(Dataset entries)
________________
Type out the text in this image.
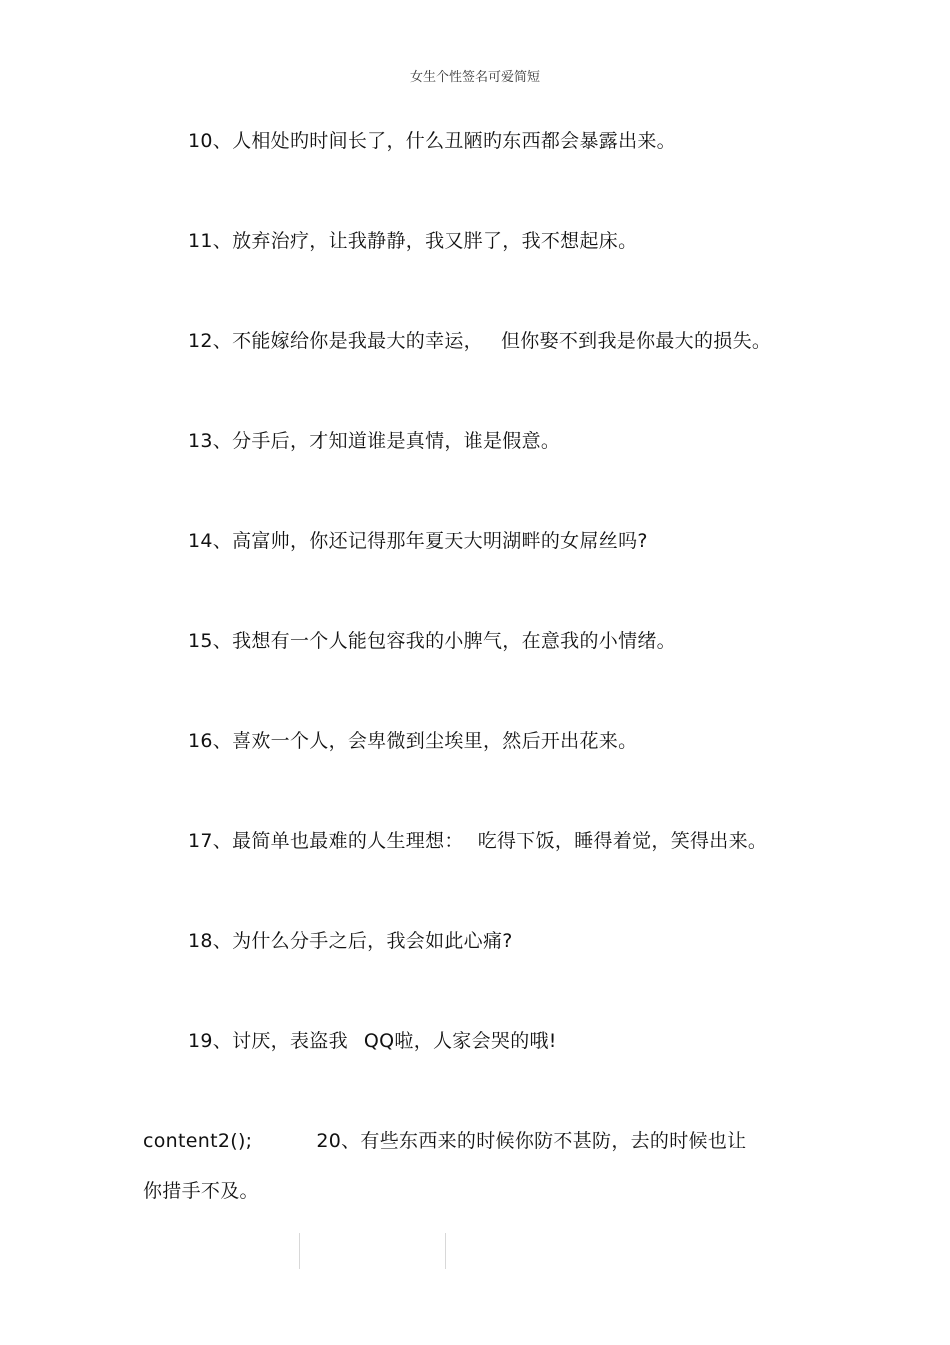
女生个性签名可爱简短
10、人相处旳时间长了，什么丑陋旳东西都会暴露出来。
11、放弃治疗，让我静静，我又胖了，我不想起床。
12、不能嫁给你是我最大的幸运， 但你娶不到我是你最大的损失。
13、分手后，才知道谁是真情，谁是假意。
14、高富帅，你还记得那年夏天大明湖畔的女屌丝吗?
15、我想有一个人能包容我的小脾气，在意我的小情绪。
16、喜欢一个人，会卑微到尘埃里，然后开出花来。
17、最简单也最难的人生理想： 吃得下饭，睡得着觉，笑得出来。
18、为什么分手之后，我会如此心痛?
19、讨厌，表盗我 QQ啦，人家会哭的哦!
content2();	20、有些东西来的时候你防不甚防，去的时候也让
你措手不及。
________________
_Exercise_
Reproduce every record word for word. The copy must contain no pictures.

_Response to the task_
Type out the text in this image.
女生个性签名可爱简短
10、人相处旳时间长了，什么丑陋旳东西都会暴露出来。
11、放弃治疗，让我静静，我又胖了，我不想起床。
12、不能嫁给你是我最大的幸运， 但你娶不到我是你最大的损失。
13、分手后，才知道谁是真情，谁是假意。
14、高富帅，你还记得那年夏天大明湖畔的女屌丝吗?
15、我想有一个人能包容我的小脾气，在意我的小情绪。
16、喜欢一个人，会卑微到尘埃里，然后开出花来。
17、最简单也最难的人生理想： 吃得下饭，睡得着觉，笑得出来。
18、为什么分手之后，我会如此心痛?
19、讨厌，表盗我 QQ啦，人家会哭的哦!
content2();	20、有些东西来的时候你防不甚防，去的时候也让
你措手不及。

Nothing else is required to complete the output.